Print the listing below in its entirety, character for character.

--- START Records for the task ---

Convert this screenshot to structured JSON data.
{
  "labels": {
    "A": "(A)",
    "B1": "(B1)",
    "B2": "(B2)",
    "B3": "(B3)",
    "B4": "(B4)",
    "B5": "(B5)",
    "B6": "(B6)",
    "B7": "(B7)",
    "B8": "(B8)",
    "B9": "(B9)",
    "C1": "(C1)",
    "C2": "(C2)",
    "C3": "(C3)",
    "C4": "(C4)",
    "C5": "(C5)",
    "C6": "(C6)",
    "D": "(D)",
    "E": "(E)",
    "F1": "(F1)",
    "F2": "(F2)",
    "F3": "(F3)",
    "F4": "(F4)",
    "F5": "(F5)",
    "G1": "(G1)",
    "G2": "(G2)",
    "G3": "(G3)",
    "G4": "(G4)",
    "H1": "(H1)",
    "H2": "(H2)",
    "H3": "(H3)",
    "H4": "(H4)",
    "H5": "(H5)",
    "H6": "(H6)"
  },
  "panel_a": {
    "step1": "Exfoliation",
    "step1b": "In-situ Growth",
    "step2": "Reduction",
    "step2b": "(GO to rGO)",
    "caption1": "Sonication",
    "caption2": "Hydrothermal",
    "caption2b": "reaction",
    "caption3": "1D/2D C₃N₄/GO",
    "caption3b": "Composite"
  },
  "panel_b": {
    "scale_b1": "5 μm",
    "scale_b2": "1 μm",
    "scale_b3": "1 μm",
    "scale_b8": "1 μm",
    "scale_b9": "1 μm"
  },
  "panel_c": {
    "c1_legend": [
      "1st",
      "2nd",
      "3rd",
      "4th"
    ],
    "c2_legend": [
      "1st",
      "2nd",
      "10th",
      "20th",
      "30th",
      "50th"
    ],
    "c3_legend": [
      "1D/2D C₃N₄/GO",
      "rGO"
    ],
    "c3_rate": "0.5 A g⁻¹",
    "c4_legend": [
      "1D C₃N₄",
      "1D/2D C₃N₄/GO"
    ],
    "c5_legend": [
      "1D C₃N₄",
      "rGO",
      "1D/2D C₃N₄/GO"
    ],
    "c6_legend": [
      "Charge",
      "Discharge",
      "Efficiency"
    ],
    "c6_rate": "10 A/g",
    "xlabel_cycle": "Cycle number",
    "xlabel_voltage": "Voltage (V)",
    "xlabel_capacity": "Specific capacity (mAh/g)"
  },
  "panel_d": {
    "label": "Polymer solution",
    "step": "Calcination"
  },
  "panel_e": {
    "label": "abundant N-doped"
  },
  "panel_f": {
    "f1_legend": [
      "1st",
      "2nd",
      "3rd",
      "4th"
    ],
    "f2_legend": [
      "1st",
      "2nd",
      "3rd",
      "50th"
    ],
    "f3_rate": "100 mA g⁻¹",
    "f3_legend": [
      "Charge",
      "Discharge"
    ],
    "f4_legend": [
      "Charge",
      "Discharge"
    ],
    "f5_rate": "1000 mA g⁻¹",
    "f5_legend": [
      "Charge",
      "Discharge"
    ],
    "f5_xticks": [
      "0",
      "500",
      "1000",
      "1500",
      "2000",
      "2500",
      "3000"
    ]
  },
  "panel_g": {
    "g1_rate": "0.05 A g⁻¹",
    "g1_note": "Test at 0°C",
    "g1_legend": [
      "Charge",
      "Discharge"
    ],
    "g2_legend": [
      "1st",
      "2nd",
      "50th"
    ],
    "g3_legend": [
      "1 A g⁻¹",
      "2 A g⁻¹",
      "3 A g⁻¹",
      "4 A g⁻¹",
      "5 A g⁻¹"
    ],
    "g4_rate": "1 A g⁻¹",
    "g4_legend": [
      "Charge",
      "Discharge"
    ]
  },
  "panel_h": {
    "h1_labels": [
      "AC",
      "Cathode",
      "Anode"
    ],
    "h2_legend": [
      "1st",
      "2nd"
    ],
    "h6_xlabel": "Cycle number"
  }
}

--- END Records for the task ---

» **The result**
Convert this screenshot to structured JSON data.
{
  "labels": {
    "A": "(A)",
    "B1": "(B1)",
    "B2": "(B2)",
    "B3": "(B3)",
    "B4": "(B4)",
    "B5": "(B5)",
    "B6": "(B6)",
    "B7": "(B7)",
    "B8": "(B8)",
    "B9": "(B9)",
    "C1": "(C1)",
    "C2": "(C2)",
    "C3": "(C3)",
    "C4": "(C4)",
    "C5": "(C5)",
    "C6": "(C6)",
    "D": "(D)",
    "E": "(E)",
    "F1": "(F1)",
    "F2": "(F2)",
    "F3": "(F3)",
    "F4": "(F4)",
    "F5": "(F5)",
    "G1": "(G1)",
    "G2": "(G2)",
    "G3": "(G3)",
    "G4": "(G4)",
    "H1": "(H1)",
    "H2": "(H2)",
    "H3": "(H3)",
    "H4": "(H4)",
    "H5": "(H5)",
    "H6": "(H6)"
  },
  "panel_a": {
    "step1": "Exfoliation",
    "step1b": "In-situ Growth",
    "step2": "Reduction",
    "step2b": "(GO to rGO)",
    "caption1": "Sonication",
    "caption2": "Hydrothermal",
    "caption2b": "reaction",
    "caption3": "1D/2D C₃N₄/GO",
    "caption3b": "Composite"
  },
  "panel_b": {
    "scale_b1": "5 μm",
    "scale_b2": "1 μm",
    "scale_b3": "1 μm",
    "scale_b8": "1 μm",
    "scale_b9": "1 μm"
  },
  "panel_c": {
    "c1_legend": [
      "1st",
      "2nd",
      "3rd",
      "4th"
    ],
    "c2_legend": [
      "1st",
      "2nd",
      "10th",
      "20th",
      "30th",
      "50th"
    ],
    "c3_legend": [
      "1D/2D C₃N₄/GO",
      "rGO"
    ],
    "c3_rate": "0.5 A g⁻¹",
    "c4_legend": [
      "1D C₃N₄",
      "1D/2D C₃N₄/GO"
    ],
    "c5_legend": [
      "1D C₃N₄",
      "rGO",
      "1D/2D C₃N₄/GO"
    ],
    "c6_legend": [
      "Charge",
      "Discharge",
      "Efficiency"
    ],
    "c6_rate": "10 A/g",
    "xlabel_cycle": "Cycle number",
    "xlabel_voltage": "Voltage (V)",
    "xlabel_capacity": "Specific capacity (mAh/g)"
  },
  "panel_d": {
    "label": "Polymer solution",
    "step": "Calcination"
  },
  "panel_e": {
    "label": "abundant N-doped"
  },
  "panel_f": {
    "f1_legend": [
      "1st",
      "2nd",
      "3rd",
      "4th"
    ],
    "f2_legend": [
      "1st",
      "2nd",
      "3rd",
      "50th"
    ],
    "f3_rate": "100 mA g⁻¹",
    "f3_legend": [
      "Charge",
      "Discharge"
    ],
    "f4_legend": [
      "Charge",
      "Discharge"
    ],
    "f5_rate": "1000 mA g⁻¹",
    "f5_legend": [
      "Charge",
      "Discharge"
    ],
    "f5_xticks": [
      "0",
      "500",
      "1000",
      "1500",
      "2000",
      "2500",
      "3000"
    ]
  },
  "panel_g": {
    "g1_rate": "0.05 A g⁻¹",
    "g1_note": "Test at 0°C",
    "g1_legend": [
      "Charge",
      "Discharge"
    ],
    "g2_legend": [
      "1st",
      "2nd",
      "50th"
    ],
    "g3_legend": [
      "1 A g⁻¹",
      "2 A g⁻¹",
      "3 A g⁻¹",
      "4 A g⁻¹",
      "5 A g⁻¹"
    ],
    "g4_rate": "1 A g⁻¹",
    "g4_legend": [
      "Charge",
      "Discharge"
    ]
  },
  "panel_h": {
    "h1_labels": [
      "AC",
      "Cathode",
      "Anode"
    ],
    "h2_legend": [
      "1st",
      "2nd"
    ],
    "h6_xlabel": "Cycle number"
  }
}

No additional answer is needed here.